* start Input data *

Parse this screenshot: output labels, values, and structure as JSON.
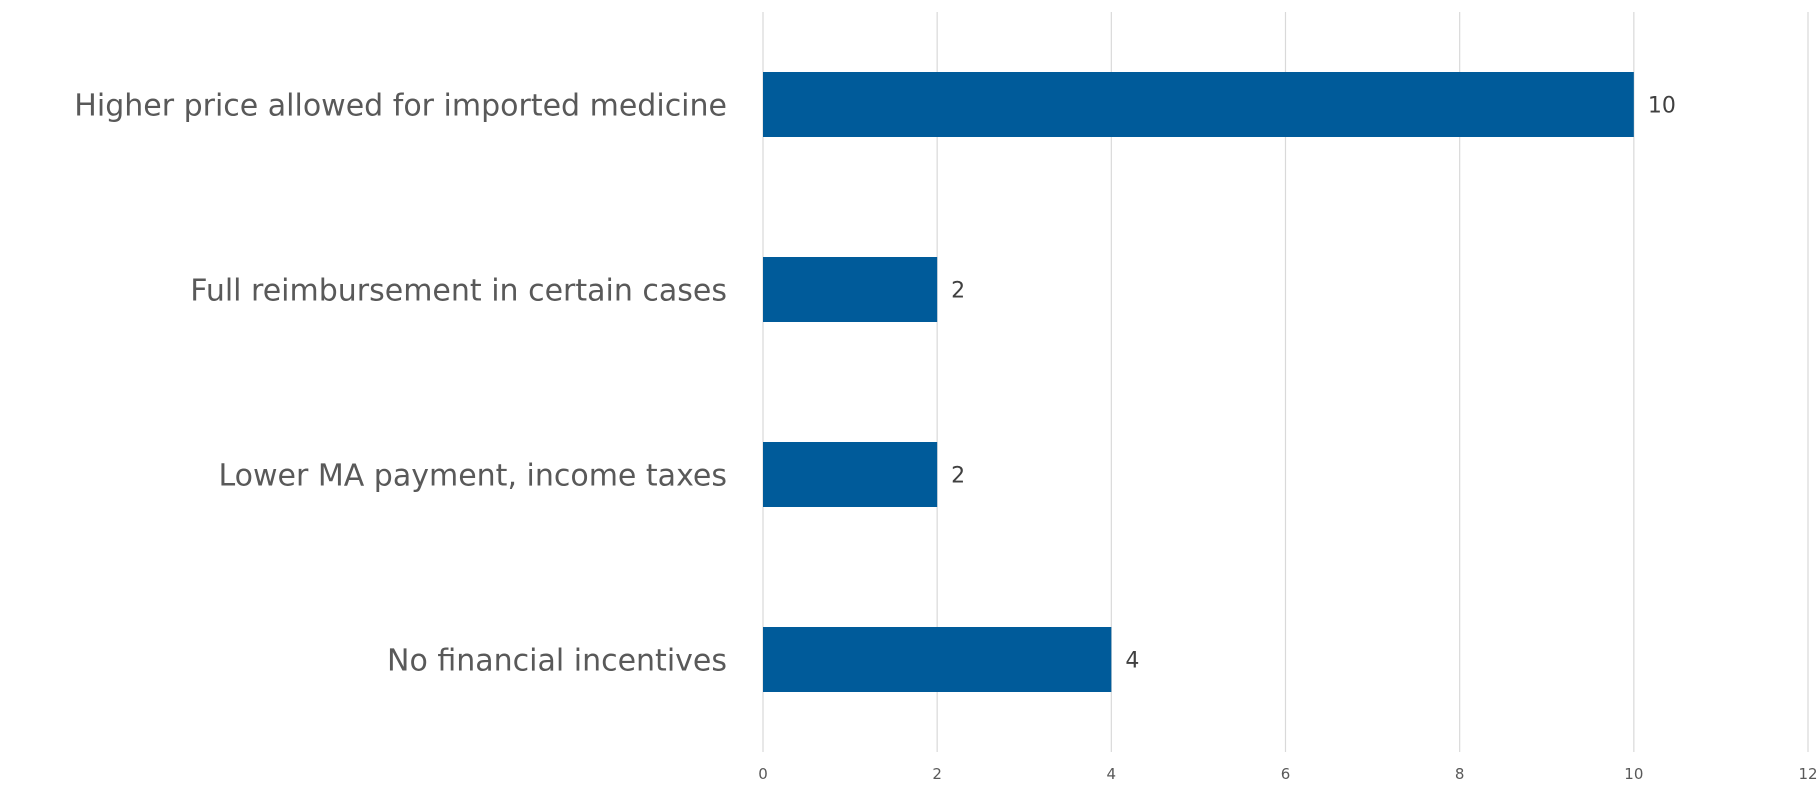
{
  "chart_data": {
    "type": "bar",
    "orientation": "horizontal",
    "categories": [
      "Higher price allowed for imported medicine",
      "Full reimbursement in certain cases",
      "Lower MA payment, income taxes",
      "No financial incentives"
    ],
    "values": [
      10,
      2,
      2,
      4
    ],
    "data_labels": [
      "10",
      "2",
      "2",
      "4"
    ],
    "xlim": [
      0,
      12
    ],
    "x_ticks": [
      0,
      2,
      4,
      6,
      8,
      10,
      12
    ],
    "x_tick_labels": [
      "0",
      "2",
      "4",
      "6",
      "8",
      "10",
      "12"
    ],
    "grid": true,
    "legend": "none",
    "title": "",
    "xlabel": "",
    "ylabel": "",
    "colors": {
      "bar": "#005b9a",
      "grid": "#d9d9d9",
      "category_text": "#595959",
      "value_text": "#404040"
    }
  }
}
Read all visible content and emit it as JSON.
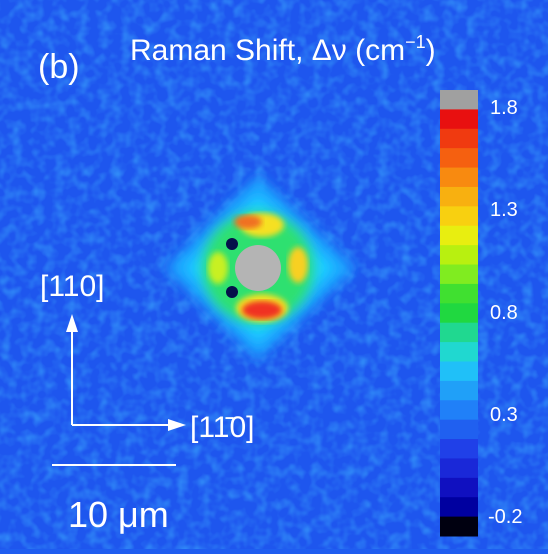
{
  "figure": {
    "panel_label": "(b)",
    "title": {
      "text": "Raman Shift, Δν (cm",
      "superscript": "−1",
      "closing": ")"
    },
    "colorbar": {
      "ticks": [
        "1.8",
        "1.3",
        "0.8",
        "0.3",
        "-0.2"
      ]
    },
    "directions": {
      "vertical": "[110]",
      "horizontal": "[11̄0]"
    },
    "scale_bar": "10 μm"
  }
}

* end Input data *

→ **Given request**
Restate the listing above word for word, and skip the pictures.

→ **The result**
Parse this screenshot: output labels, values, and structure as JSON.
{
  "chart_data": {
    "type": "bar",
    "orientation": "horizontal",
    "categories": [
      "Higher price allowed for imported medicine",
      "Full reimbursement in certain cases",
      "Lower MA payment, income taxes",
      "No financial incentives"
    ],
    "values": [
      10,
      2,
      2,
      4
    ],
    "data_labels": [
      "10",
      "2",
      "2",
      "4"
    ],
    "xlim": [
      0,
      12
    ],
    "x_ticks": [
      0,
      2,
      4,
      6,
      8,
      10,
      12
    ],
    "x_tick_labels": [
      "0",
      "2",
      "4",
      "6",
      "8",
      "10",
      "12"
    ],
    "grid": true,
    "legend": "none",
    "title": "",
    "xlabel": "",
    "ylabel": "",
    "colors": {
      "bar": "#005b9a",
      "grid": "#d9d9d9",
      "category_text": "#595959",
      "value_text": "#404040"
    }
  }
}
Read all visible content and emit it as JSON.
{
  "figure": {
    "panel_label": "(b)",
    "title": {
      "text": "Raman Shift, Δν (cm",
      "superscript": "−1",
      "closing": ")"
    },
    "colorbar": {
      "ticks": [
        "1.8",
        "1.3",
        "0.8",
        "0.3",
        "-0.2"
      ]
    },
    "directions": {
      "vertical": "[110]",
      "horizontal": "[11̄0]"
    },
    "scale_bar": "10 μm"
  }
}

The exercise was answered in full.